SOURCE DOCUMENT
All startups need money, and when finding it is not easy, you will pick up any job as long as it gets something in the bank. This is when sites like rentacoder.com come into picture, and are quite useful as well.

However, don’t pin your hopes on it just yet. Doing business via the site (and most other sites too) is not really a very intelligent way to do business. You can only make about $7-$15 per hour working here. Even though the regular rate for a direct project would be around $15-$25 per hour per developer. But the point I would like to emphasize is the fees you need to pay.

RentACoder charges a fee of 15% of bid amount. So if you bid $1000, RAC gets $150 off it right away, and you get to take the $850. After that, you can ask them to send a check ($35-$55) or ask them to transfer to paypal.

If you ask for a wire transfer, you end up paying only about $35-$55 but will take upto a month to get the money in your account. However, if you ask them to send the money to paypal, things can be faster, but of course you lose more money in the process.

GIVEN ENTRIES
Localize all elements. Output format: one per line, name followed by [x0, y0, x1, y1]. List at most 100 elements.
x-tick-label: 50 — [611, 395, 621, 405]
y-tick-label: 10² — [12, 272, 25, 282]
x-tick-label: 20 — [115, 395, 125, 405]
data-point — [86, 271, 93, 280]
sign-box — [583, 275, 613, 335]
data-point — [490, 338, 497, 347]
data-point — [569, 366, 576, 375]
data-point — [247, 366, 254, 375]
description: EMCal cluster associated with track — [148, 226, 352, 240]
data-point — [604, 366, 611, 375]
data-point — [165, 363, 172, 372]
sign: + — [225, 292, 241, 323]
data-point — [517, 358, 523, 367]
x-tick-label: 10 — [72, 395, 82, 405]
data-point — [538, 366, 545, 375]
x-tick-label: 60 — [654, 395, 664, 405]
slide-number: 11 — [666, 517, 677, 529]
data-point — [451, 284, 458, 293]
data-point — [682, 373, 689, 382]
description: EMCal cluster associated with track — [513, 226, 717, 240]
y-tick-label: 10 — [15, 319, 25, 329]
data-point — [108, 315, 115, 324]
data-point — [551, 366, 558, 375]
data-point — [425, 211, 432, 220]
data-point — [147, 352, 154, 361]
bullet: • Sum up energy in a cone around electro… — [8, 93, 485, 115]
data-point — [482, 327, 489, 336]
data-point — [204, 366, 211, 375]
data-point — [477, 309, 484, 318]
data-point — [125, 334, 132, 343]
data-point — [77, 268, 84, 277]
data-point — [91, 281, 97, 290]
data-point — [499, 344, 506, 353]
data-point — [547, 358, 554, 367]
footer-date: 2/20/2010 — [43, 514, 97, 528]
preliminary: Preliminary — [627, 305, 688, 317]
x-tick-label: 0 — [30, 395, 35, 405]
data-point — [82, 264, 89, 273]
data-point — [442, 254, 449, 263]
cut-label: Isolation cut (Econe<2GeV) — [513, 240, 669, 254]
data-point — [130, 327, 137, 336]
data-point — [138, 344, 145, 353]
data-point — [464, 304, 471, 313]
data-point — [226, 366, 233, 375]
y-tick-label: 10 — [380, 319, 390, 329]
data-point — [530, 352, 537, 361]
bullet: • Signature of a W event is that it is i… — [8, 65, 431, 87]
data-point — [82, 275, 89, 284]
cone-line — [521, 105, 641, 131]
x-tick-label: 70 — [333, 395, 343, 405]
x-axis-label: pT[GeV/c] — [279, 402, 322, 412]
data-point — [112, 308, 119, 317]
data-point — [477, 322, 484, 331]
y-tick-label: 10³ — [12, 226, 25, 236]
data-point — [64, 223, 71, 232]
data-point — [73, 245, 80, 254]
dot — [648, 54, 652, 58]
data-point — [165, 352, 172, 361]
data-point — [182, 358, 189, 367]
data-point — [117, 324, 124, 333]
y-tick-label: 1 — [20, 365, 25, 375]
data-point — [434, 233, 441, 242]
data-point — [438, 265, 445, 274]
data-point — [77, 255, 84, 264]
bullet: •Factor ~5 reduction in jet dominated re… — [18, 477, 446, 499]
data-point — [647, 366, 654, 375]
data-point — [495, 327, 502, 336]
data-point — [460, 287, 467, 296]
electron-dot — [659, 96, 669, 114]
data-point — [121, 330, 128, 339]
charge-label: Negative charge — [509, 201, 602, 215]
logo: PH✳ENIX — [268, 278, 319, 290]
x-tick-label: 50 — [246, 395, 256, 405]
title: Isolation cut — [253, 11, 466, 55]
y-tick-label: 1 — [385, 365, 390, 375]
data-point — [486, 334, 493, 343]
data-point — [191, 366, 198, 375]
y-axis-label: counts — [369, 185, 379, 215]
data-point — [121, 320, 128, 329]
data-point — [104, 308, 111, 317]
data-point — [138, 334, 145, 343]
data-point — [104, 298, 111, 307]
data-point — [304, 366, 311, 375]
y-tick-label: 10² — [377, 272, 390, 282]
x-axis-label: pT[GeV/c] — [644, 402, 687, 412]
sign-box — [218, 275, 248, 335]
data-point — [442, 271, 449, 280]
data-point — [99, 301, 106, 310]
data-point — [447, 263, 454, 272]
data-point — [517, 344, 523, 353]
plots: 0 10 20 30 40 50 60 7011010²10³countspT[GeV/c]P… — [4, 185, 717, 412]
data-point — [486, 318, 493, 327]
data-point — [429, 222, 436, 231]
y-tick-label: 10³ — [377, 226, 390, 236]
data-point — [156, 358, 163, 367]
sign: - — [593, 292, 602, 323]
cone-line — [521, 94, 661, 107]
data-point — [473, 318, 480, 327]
---
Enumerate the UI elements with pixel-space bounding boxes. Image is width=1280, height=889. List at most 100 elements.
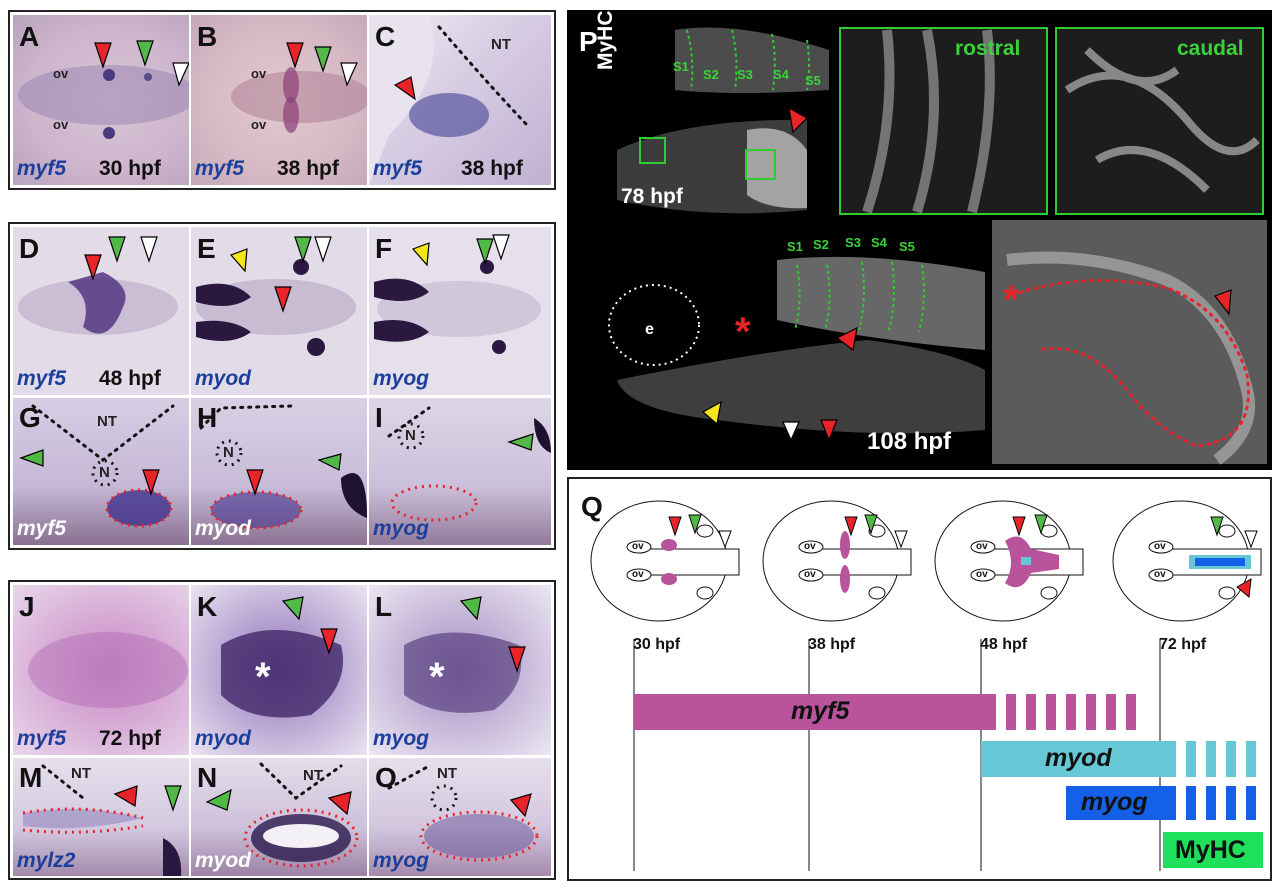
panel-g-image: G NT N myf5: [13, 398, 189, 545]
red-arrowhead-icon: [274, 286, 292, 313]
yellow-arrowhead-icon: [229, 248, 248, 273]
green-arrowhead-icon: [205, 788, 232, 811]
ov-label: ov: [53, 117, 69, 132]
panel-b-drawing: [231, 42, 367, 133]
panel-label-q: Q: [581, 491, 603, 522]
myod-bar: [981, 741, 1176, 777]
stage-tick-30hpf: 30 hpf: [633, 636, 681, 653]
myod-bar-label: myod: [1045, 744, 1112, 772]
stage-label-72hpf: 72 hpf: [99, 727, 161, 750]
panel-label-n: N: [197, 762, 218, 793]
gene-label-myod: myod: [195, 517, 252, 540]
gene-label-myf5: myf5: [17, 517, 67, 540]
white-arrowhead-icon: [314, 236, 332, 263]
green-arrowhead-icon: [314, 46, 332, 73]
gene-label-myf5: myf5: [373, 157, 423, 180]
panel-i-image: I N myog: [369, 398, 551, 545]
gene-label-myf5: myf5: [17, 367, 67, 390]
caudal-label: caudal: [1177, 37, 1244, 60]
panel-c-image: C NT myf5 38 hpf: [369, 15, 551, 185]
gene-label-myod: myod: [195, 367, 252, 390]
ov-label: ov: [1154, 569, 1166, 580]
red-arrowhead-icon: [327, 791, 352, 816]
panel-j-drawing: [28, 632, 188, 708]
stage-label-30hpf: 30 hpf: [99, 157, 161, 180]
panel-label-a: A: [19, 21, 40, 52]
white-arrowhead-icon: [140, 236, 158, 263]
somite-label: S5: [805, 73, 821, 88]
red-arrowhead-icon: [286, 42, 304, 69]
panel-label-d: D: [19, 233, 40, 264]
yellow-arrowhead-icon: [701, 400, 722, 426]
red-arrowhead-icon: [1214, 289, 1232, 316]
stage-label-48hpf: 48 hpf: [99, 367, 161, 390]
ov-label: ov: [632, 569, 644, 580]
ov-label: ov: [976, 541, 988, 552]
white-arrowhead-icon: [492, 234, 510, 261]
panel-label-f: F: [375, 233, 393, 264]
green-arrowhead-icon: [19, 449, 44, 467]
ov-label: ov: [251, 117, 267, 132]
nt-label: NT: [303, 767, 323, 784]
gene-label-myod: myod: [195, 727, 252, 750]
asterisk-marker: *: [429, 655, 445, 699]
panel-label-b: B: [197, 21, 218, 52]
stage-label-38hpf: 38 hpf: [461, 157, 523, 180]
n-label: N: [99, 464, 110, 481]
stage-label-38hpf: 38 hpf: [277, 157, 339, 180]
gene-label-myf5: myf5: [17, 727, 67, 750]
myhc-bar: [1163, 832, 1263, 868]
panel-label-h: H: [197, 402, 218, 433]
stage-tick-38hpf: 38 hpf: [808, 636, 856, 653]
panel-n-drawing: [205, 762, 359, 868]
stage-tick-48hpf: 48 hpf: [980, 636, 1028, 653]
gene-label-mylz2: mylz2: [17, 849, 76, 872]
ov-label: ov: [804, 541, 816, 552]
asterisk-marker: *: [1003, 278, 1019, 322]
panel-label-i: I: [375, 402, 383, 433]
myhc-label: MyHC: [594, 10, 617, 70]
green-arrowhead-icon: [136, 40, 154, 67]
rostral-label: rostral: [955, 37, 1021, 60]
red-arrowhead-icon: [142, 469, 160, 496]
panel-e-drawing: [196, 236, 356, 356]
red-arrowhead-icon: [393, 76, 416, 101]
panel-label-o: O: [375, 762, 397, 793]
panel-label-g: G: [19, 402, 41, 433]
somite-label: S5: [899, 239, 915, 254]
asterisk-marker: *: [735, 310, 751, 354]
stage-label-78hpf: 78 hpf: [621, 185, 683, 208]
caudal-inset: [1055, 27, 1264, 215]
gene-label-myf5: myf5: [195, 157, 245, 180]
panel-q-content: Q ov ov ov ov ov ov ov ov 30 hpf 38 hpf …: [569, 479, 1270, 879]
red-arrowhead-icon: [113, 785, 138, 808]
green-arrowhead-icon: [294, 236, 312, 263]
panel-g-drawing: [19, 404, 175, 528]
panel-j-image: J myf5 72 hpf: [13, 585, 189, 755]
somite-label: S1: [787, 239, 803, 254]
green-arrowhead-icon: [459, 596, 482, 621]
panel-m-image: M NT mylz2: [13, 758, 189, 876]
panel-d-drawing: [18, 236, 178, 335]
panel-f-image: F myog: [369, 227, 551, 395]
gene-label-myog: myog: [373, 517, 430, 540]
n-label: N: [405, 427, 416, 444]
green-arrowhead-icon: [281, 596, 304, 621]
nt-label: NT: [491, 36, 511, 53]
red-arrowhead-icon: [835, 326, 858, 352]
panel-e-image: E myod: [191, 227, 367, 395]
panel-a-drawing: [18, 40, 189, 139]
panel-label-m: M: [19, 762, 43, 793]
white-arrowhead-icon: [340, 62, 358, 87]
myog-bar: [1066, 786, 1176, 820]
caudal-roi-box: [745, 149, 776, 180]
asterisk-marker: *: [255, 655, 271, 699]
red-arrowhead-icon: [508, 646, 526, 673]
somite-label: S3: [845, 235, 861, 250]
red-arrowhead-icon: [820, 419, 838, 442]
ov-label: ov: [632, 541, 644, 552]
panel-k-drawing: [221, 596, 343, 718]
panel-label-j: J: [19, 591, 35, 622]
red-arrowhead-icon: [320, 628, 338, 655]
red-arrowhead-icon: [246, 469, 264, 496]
--
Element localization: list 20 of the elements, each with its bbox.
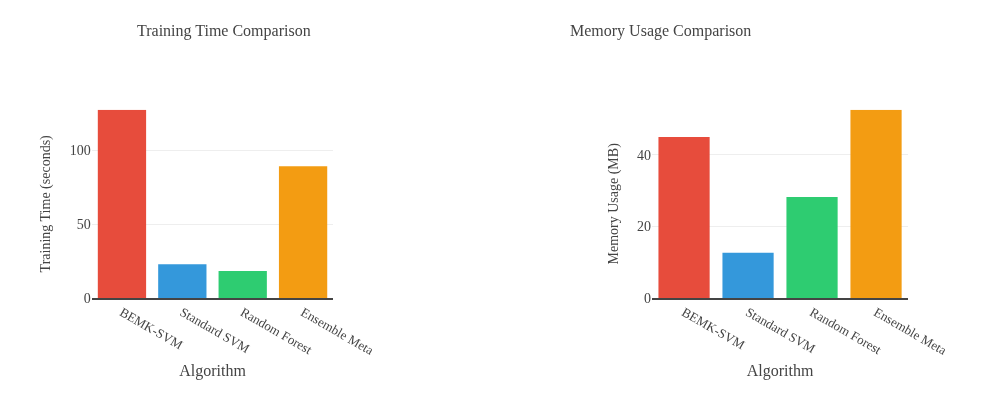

WORK INSTRUCTIONS
Continue the article on RentACoder's fees from its last sentence.

THE REPLY
RAC does not charge anything for the tranfer but Paypal charges a cool 3.99% of the transaction amount. So if you go ahead with this option, you get $816.085 in your paypal account, which looks more like $816.08.

Now if you transfer that money to your bank account, Paypal converts the money at a conversion rate of Rs 38.0541 (Today’s rate), and sends Rs 31,055.27 to your bank account (Starting November 2007 this is free, and takes place in a week.)

The Yahoo Finance site gives the conversion rate as Rs 39.325 for a dollar. According to this, for the $1000 you should have got around Rs 39325.

Therefore you suddenly realize that you have lost about 21.03% of the amount already. Of course, you need to pay a service tax of 12.36% on this money, and income tax on this amount would go upto 30%. If applied recursively, you would lose about 48.45% of the amount.

So on the whole, if you want to get some work done, I would suggest you head over to RentACoder and find a coder there. (You can ask me to do it here, my RAC resume lies here)

But if you are a coder, you might look elsewhere for the money.

This is not to say that I have not enjoyed working on the site. There are some really cool projects I am doing there and some other I would like to get my hands on. Also, if you have read elsewhere about the buyers choosing the lowest bidders and people doing it for less than a dollar an hour, believe me it’s utter crap. In hardly any of the projects that I have bid on, has the project gone to the lowest bidder. It’s usually close to the middle in the band. And in cases where it does go to the lowest bidder, you see a repost in a week :)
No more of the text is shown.